* **Stated goal A**
Set down the passage of the blog post about American Gods that begins at the words "What one can" and stops after the words "141, paragraph 6)", copying it exactly.

....

Saturday, June 29, 2013

2 Quotes, 1 Visual, #23

Along with 'Neverwhere' I picked up a copy of 'American Gods' (Neil Gaiman). This book has been talked about by so many people whose intellect & style I admire that curiosity got the better of me.  This tale of immigrants, cultural mores, power/attention (& the lack thereof), & of Older Gods/Goddesses is amusing, engrossing, & carries itself well enough to be considered more of a literary classic than, say, The Great Gatsby or Moby Dick, for me.

Quote 1: "Well," he said, "I agreed to do it.  I could have said no." He wondered why he wasn't scared of her: why a dream of a museum could leave him terrified, while he seemed to be coping with a walking corpse without fear. "  (page 56, paragraph 14)
   What one can touch is often much easier to deal with than what's in the mind.  Then again....

Quote 2: "Hey," said Shadow.  "Huginn or Munnin, or whoever you are."  The bird turned, head tipped, suspiciously, on one side, and it stared at him with bright eyes.  "Say 'Nevermore', " said Shadow.  "Fuck you," said the raven."   (page 141, paragraph 6)
   A sense of humor runs through this tale, more dry than slapstick.   For me, characters not taking themselves, or the situation, straight-faced serious helps to ground the story as more of a fable than a lecture.  A necessity when the tale reflects what the author sees around him.

....

* **Stated goal B**
From the rows below, extract the lines that begin at the line containing "breadcrumb-separator: / [29, 5, 32, 11]" and stop after the line containing "required-asterisk: * [62, 71, 65, 77]", reproducing them exactly and giving nothing else.

* **Items**
....

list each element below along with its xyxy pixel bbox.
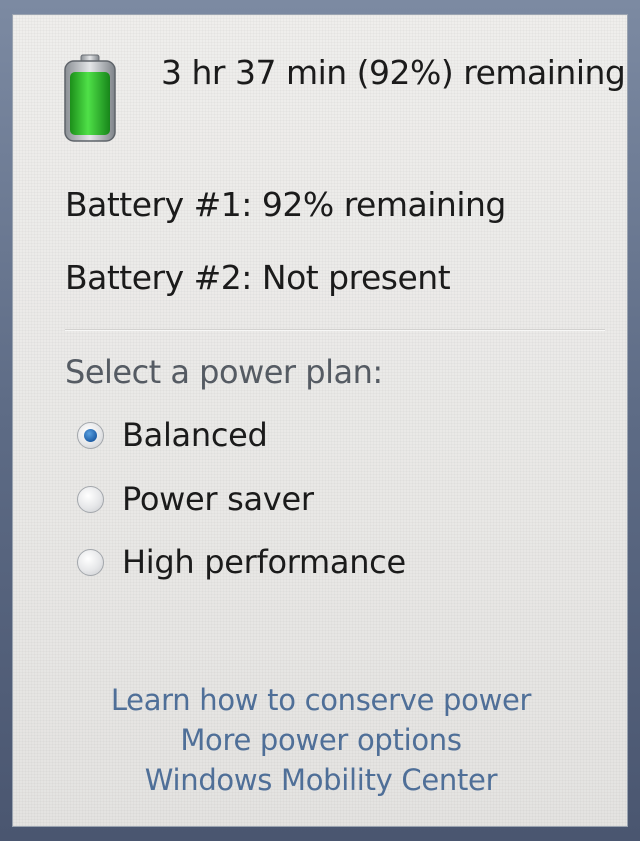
- battery-charge-fill: [70, 72, 110, 135]
- power-plan-balanced[interactable]: Balanced: [77, 413, 268, 457]
- radio-label-balanced: Balanced: [122, 416, 268, 454]
- power-plan-high-performance[interactable]: High performance: [77, 540, 406, 584]
- radio-power-saver[interactable]: [77, 485, 104, 513]
- battery-2-status: Battery #2: Not present: [65, 258, 451, 297]
- radio-label-power-saver: Power saver: [122, 480, 314, 518]
- battery-flyout-panel: 3 hr 37 min (92%) remaining Battery #1: …: [12, 14, 628, 827]
- battery-icon: [64, 54, 116, 142]
- radio-label-high-performance: High performance: [122, 543, 406, 581]
- battery-1-status: Battery #1: 92% remaining: [65, 185, 506, 224]
- divider: [65, 329, 605, 330]
- more-power-options-link[interactable]: More power options: [13, 723, 629, 757]
- window-frame: 3 hr 37 min (92%) remaining Battery #1: …: [0, 0, 640, 841]
- radio-balanced[interactable]: [77, 421, 104, 449]
- radio-high-performance[interactable]: [77, 548, 104, 576]
- power-plan-power-saver[interactable]: Power saver: [77, 477, 314, 521]
- battery-summary: 3 hr 37 min (92%) remaining: [161, 53, 626, 92]
- power-plan-heading: Select a power plan:: [65, 353, 383, 391]
- learn-conserve-power-link[interactable]: Learn how to conserve power: [13, 683, 629, 717]
- windows-mobility-center-link[interactable]: Windows Mobility Center: [13, 763, 629, 797]
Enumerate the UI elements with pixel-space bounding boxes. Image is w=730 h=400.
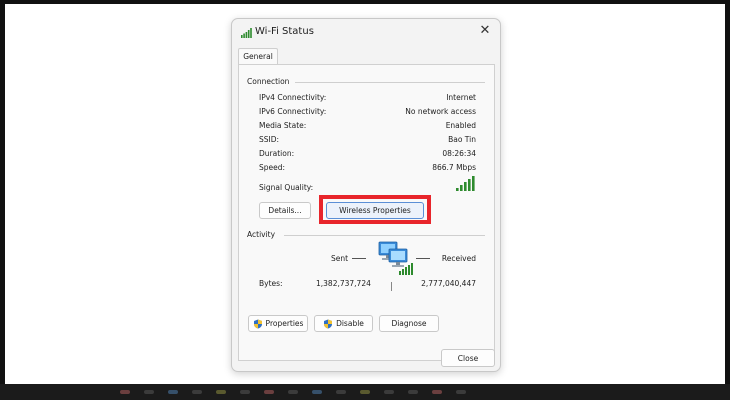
taskbar-app-icon[interactable]: [216, 390, 226, 394]
bytes-sent-value: 1,382,737,724: [316, 279, 371, 288]
row-value-speed: 866.7 Mbps: [432, 163, 476, 172]
signal-quality-label: Signal Quality:: [259, 183, 314, 192]
row-label-duration: Duration:: [259, 149, 295, 158]
signal-bar: [472, 176, 475, 191]
properties-button-label: Properties: [265, 319, 304, 328]
close-button[interactable]: Close: [441, 349, 495, 367]
details-button[interactable]: Details...: [259, 202, 311, 219]
taskbar-app-icon[interactable]: [264, 390, 274, 394]
row-label-media-state: Media State:: [259, 121, 307, 130]
section-divider: [284, 235, 485, 236]
highlight-annotation-box: [319, 195, 431, 224]
bytes-label: Bytes:: [259, 279, 283, 288]
row-value-ipv4: Internet: [446, 93, 476, 102]
disable-button[interactable]: Disable: [314, 315, 373, 332]
signal-bar: [468, 179, 471, 191]
disable-button-label: Disable: [336, 319, 364, 328]
taskbar-app-icon[interactable]: [432, 390, 442, 394]
network-computers-icon: [378, 241, 413, 275]
taskbar-app-icon[interactable]: [168, 390, 178, 394]
received-label: Received: [441, 254, 476, 263]
tab-general[interactable]: General: [238, 48, 278, 65]
taskbar-app-icon[interactable]: [360, 390, 370, 394]
taskbar: [0, 384, 730, 400]
taskbar-app-icon[interactable]: [312, 390, 322, 394]
taskbar-app-icon[interactable]: [384, 390, 394, 394]
bytes-divider: [391, 282, 392, 291]
signal-quality-icon: [456, 176, 475, 191]
taskbar-app-icon[interactable]: [408, 390, 418, 394]
shield-icon: [253, 319, 262, 328]
signal-bar: [456, 188, 459, 191]
taskbar-app-icon[interactable]: [336, 390, 346, 394]
sent-label: Sent: [331, 254, 349, 263]
taskbar-app-icon[interactable]: [192, 390, 202, 394]
row-label-ssid: SSID:: [259, 135, 280, 144]
row-label-ipv4: IPv4 Connectivity:: [259, 93, 327, 102]
wifi-signal-icon: [241, 28, 252, 38]
row-value-duration: 08:26:34: [442, 149, 476, 158]
signal-bar: [464, 182, 467, 191]
wifi-status-dialog: Wi-Fi Status ✕ General Connection IPv4 C…: [231, 18, 501, 372]
row-value-ipv6: No network access: [405, 107, 476, 116]
general-panel: Connection IPv4 Connectivity: Internet I…: [238, 64, 495, 361]
row-value-ssid: Bao Tin: [448, 135, 476, 144]
bytes-received-value: 2,777,040,447: [421, 279, 476, 288]
received-line: [416, 258, 430, 259]
taskbar-app-icon[interactable]: [240, 390, 250, 394]
signal-bar: [460, 185, 463, 191]
row-value-media-state: Enabled: [445, 121, 476, 130]
dialog-title: Wi-Fi Status: [255, 26, 314, 37]
taskbar-app-icon[interactable]: [456, 390, 466, 394]
row-label-ipv6: IPv6 Connectivity:: [259, 107, 327, 116]
diagnose-button[interactable]: Diagnose: [379, 315, 439, 332]
row-label-speed: Speed:: [259, 163, 286, 172]
connection-heading: Connection: [247, 77, 290, 86]
section-divider: [295, 82, 485, 83]
activity-heading: Activity: [247, 230, 276, 239]
taskbar-app-icon[interactable]: [144, 390, 154, 394]
close-icon[interactable]: ✕: [477, 23, 493, 39]
taskbar-app-icon[interactable]: [120, 390, 130, 394]
taskbar-app-icon[interactable]: [288, 390, 298, 394]
shield-icon: [324, 319, 333, 328]
title-bar[interactable]: Wi-Fi Status ✕: [232, 19, 500, 45]
properties-button[interactable]: Properties: [248, 315, 308, 332]
sent-line: [352, 258, 366, 259]
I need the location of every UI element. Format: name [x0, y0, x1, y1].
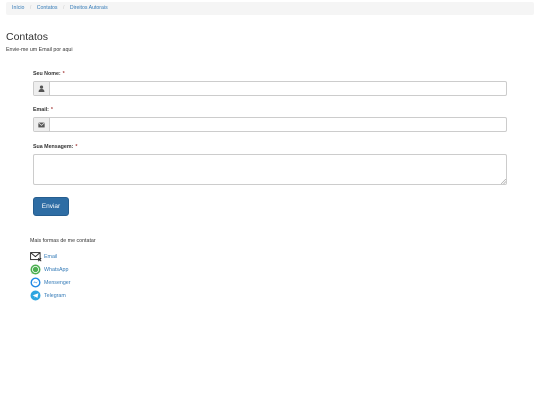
breadcrumb-separator: / [29, 5, 32, 11]
send-button[interactable]: Enviar [33, 197, 69, 216]
message-label: Sua Mensagem: * [33, 144, 77, 150]
name-label: Seu Nome: * [33, 71, 65, 77]
breadcrumb-contacts-link[interactable]: Contatos [37, 5, 58, 11]
breadcrumb-separator: / [62, 5, 65, 11]
whatsapp-icon [30, 264, 41, 275]
required-asterisk: * [75, 144, 78, 150]
contact-whatsapp-link[interactable]: WhatsApp [30, 264, 68, 275]
email-label-text: Email: [33, 107, 49, 113]
contact-messenger-label: Mensenger [44, 279, 71, 286]
page-title: Contatos [6, 31, 49, 43]
messenger-icon [30, 277, 41, 288]
other-contacts-title: Mais formas de me contatar [30, 238, 96, 244]
envelope-icon [34, 118, 50, 131]
name-label-text: Seu Nome: [33, 71, 61, 77]
name-input-group [33, 81, 507, 96]
name-input[interactable] [50, 82, 506, 95]
contact-whatsapp-label: WhatsApp [44, 266, 69, 273]
breadcrumb-copyright-link[interactable]: Direitos Autorais [70, 5, 108, 11]
required-asterisk: * [62, 71, 65, 77]
required-asterisk: * [50, 107, 53, 113]
message-textarea[interactable] [33, 154, 507, 185]
page-subtitle: Envie-me um Email por aqui [6, 47, 73, 53]
contact-telegram-link[interactable]: Telegram [30, 290, 66, 301]
email-input[interactable] [50, 118, 506, 131]
contact-messenger-link[interactable]: Mensenger [30, 277, 71, 288]
email-icon [30, 252, 42, 262]
breadcrumb-home-link[interactable]: Início [12, 5, 24, 11]
telegram-icon [30, 290, 41, 301]
contact-telegram-label: Telegram [44, 292, 66, 299]
message-label-text: Sua Mensagem: [33, 144, 74, 150]
breadcrumb: Início / Contatos / Direitos Autorais [6, 2, 534, 15]
user-icon [34, 82, 50, 95]
email-label: Email: * [33, 107, 53, 113]
email-input-group [33, 117, 507, 132]
contact-email-link[interactable]: Email [30, 251, 57, 262]
contact-email-label: Email [44, 253, 58, 260]
resize-grip-icon[interactable] [501, 179, 506, 184]
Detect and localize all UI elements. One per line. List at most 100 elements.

....

* **Written solution A**
What one can touch is often much easier to deal with than what's in the mind.  Then again....

Quote 2: "Hey," said Shadow.  "Huginn or Munnin, or whoever you are."  The bird turned, head tipped, suspiciously, on one side, and it stared at him with bright eyes.  "Say 'Nevermore', " said Shadow.  "Fuck you," said the raven."   (page 141, paragraph 6)

* **Written solution B**
breadcrumb-separator: / [29, 5, 32, 11]
send-button[interactable]: Enviar [33, 197, 69, 216]
message-label: Sua Mensagem: * [33, 144, 77, 150]
name-label: Seu Nome: * [33, 71, 65, 77]
breadcrumb-contacts-link[interactable]: Contatos [37, 5, 58, 11]
breadcrumb-separator: / [62, 5, 65, 11]
whatsapp-icon [30, 264, 41, 275]
required-asterisk: * [75, 144, 78, 150]
contact-whatsapp-link[interactable]: WhatsApp [30, 264, 68, 275]
email-label-text: Email: [33, 107, 49, 113]
contact-messenger-label: Mensenger [44, 279, 71, 286]
page-title: Contatos [6, 31, 49, 43]
messenger-icon [30, 277, 41, 288]
other-contacts-title: Mais formas de me contatar [30, 238, 96, 244]
envelope-icon [34, 118, 50, 131]
name-label-text: Seu Nome: [33, 71, 61, 77]
name-input-group [33, 81, 507, 96]
name-input[interactable] [50, 82, 506, 95]
contact-whatsapp-label: WhatsApp [44, 266, 69, 273]
breadcrumb-copyright-link[interactable]: Direitos Autorais [70, 5, 108, 11]
required-asterisk: * [62, 71, 65, 77]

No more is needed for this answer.